-- Work to do --
Turn the records, from the first line through the line containing "55, 42, 79]", into a numbered list with blank lines left out.

-- Given entries --
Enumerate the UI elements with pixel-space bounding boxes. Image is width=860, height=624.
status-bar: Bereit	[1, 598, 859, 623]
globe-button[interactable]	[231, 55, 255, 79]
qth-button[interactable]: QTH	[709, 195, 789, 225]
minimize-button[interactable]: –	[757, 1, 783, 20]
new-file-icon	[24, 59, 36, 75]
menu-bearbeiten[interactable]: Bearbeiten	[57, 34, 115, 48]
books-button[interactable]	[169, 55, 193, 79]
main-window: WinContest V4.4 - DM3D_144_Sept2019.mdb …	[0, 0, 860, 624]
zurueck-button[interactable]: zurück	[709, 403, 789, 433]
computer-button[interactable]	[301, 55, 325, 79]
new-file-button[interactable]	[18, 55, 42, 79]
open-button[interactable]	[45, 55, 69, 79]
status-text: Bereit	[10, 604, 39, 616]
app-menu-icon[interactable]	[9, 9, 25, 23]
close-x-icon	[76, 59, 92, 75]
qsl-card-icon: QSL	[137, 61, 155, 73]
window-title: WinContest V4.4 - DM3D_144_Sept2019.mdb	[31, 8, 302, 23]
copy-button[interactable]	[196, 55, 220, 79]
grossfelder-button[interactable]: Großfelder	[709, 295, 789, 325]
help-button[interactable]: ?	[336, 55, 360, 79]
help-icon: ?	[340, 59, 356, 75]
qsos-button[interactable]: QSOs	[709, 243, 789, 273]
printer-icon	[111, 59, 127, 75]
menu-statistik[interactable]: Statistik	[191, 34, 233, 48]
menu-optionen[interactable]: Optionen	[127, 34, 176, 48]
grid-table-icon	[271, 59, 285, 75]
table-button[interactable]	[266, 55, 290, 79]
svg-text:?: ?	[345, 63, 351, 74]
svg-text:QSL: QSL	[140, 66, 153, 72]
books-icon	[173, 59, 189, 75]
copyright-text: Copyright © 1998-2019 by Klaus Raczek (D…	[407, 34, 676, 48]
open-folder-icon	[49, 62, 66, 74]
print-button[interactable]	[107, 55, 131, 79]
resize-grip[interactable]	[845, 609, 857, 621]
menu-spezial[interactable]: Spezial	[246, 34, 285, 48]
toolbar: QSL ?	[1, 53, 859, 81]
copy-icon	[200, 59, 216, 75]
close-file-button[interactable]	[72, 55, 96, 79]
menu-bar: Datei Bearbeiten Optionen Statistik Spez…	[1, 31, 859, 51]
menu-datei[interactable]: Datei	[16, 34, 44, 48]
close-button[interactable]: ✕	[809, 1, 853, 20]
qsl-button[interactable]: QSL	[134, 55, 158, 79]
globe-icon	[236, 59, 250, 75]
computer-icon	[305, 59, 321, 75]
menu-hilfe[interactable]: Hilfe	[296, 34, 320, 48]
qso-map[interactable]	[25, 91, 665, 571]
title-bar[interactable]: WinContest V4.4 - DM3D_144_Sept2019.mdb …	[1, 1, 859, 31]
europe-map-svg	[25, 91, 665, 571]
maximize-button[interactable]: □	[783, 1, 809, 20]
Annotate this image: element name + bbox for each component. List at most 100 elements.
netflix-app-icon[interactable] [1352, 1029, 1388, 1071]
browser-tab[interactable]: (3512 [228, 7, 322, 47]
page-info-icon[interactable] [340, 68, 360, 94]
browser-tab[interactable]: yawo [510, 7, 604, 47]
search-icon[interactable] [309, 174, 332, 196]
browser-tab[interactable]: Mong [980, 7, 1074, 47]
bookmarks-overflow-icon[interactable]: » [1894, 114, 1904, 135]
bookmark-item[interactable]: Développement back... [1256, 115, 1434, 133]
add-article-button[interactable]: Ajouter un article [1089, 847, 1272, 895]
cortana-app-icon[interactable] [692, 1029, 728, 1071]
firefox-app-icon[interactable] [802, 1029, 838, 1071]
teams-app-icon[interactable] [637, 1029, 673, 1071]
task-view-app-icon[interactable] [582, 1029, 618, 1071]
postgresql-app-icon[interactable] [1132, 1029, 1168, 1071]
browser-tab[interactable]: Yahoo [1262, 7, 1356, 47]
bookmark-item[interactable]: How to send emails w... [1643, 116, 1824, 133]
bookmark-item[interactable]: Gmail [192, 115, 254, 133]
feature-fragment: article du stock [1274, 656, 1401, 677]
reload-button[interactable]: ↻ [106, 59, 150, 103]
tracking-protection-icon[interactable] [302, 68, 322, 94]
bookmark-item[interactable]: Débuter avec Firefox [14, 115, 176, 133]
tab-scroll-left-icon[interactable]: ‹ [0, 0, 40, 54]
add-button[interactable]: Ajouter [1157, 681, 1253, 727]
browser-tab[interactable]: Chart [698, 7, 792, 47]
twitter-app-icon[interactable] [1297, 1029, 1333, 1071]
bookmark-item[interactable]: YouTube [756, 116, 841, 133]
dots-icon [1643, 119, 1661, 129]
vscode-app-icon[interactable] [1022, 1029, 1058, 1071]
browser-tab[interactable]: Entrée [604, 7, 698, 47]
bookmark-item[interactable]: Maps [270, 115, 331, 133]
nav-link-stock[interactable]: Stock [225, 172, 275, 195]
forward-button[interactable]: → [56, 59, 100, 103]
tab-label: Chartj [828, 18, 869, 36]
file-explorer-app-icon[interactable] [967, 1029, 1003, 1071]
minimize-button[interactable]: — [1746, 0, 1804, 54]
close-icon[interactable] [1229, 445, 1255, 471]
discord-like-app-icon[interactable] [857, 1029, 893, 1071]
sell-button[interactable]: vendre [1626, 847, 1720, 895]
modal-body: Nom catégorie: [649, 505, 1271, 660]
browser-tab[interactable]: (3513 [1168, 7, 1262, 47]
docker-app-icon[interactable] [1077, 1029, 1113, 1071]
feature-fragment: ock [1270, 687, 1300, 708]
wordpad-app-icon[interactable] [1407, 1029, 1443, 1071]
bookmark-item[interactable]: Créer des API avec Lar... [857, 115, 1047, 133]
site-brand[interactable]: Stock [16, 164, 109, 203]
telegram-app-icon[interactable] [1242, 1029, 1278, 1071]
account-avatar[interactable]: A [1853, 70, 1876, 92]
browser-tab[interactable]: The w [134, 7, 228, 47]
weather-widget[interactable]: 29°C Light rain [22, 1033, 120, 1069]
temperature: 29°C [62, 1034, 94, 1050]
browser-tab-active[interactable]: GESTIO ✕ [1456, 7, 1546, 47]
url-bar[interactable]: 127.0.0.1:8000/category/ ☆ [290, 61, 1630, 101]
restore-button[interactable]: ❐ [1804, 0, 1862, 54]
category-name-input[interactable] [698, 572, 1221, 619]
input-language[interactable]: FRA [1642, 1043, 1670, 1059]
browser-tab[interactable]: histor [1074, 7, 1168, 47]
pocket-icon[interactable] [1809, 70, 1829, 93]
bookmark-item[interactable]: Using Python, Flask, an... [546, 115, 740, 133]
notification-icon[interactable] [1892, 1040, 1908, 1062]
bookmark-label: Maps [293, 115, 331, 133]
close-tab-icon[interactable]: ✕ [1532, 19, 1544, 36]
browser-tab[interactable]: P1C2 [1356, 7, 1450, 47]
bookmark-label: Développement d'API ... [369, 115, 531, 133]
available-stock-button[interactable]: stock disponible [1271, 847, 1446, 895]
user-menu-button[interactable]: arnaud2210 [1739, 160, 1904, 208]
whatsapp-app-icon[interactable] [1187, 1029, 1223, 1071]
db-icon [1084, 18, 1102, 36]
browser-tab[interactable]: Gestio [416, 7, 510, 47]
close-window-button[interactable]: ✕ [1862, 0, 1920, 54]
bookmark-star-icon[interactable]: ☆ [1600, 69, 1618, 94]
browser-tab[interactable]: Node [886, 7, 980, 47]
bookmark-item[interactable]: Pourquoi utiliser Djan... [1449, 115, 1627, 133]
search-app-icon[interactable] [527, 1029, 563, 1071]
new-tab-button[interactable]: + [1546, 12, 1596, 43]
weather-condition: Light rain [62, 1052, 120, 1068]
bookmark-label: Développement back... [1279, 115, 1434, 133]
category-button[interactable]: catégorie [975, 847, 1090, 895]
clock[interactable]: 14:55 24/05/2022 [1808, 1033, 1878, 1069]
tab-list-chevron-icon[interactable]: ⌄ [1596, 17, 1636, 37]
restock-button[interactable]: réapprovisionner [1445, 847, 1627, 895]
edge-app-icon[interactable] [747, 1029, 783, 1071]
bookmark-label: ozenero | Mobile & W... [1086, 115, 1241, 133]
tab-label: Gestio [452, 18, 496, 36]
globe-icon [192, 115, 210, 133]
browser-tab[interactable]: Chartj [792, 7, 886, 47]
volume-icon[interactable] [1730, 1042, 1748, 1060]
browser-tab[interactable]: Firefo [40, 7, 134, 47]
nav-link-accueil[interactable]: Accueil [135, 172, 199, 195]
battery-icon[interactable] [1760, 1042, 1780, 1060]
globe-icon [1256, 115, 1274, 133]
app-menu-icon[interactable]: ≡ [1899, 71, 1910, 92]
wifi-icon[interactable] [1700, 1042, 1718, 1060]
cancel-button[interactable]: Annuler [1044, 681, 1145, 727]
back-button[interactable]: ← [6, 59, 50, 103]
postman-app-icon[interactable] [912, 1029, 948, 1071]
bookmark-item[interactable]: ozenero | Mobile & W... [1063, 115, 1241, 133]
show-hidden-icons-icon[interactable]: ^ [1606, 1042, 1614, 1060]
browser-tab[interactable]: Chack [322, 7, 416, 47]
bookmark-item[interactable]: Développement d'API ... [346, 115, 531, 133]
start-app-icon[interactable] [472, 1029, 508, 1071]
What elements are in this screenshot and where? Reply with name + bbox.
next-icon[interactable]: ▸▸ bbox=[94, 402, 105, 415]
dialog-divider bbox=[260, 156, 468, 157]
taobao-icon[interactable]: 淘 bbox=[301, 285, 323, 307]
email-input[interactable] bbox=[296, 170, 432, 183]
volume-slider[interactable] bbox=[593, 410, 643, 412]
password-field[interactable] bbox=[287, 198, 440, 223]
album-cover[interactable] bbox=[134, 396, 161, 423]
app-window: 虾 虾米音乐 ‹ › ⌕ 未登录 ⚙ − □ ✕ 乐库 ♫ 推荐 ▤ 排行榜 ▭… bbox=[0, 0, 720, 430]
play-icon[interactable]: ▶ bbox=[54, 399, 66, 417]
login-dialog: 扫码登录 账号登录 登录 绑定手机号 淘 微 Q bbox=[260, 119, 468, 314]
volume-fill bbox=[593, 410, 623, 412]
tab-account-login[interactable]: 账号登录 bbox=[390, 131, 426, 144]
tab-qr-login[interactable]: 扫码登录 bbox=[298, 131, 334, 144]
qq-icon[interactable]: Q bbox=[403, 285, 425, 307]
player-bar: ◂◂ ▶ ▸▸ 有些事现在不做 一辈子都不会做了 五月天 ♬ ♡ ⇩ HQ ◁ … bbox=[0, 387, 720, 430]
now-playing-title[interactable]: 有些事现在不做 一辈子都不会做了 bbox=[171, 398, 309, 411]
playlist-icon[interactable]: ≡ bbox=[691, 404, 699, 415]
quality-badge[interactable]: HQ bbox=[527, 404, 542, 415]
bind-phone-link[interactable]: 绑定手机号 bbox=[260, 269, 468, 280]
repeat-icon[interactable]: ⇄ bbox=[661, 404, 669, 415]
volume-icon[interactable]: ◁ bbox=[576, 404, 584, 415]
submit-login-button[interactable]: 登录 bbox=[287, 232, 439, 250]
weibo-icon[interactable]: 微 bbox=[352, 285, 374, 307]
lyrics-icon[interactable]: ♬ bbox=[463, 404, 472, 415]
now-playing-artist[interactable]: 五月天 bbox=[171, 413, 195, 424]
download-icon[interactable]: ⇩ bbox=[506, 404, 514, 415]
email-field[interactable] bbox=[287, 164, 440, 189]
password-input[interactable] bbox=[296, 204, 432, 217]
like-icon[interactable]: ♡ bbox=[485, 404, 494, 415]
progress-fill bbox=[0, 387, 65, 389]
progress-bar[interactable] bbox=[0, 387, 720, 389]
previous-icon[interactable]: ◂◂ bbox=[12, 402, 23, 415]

-- Exercise result --
1. Enumerate the UI elements with pixel-space bounding boxes. Image is width=860, height=624.
2. status-bar: Bereit	[1, 598, 859, 623]
3. globe-button[interactable]	[231, 55, 255, 79]
4. qth-button[interactable]: QTH	[709, 195, 789, 225]
5. minimize-button[interactable]: –	[757, 1, 783, 20]
6. new-file-icon	[24, 59, 36, 75]
7. menu-bearbeiten[interactable]: Bearbeiten	[57, 34, 115, 48]
8. books-button[interactable]	[169, 55, 193, 79]
9. main-window: WinContest V4.4 - DM3D_144_Sept2019.mdb …	[0, 0, 860, 624]
10. zurueck-button[interactable]: zurück	[709, 403, 789, 433]
11. computer-button[interactable]	[301, 55, 325, 79]
12. new-file-button[interactable]	[18, 55, 42, 79]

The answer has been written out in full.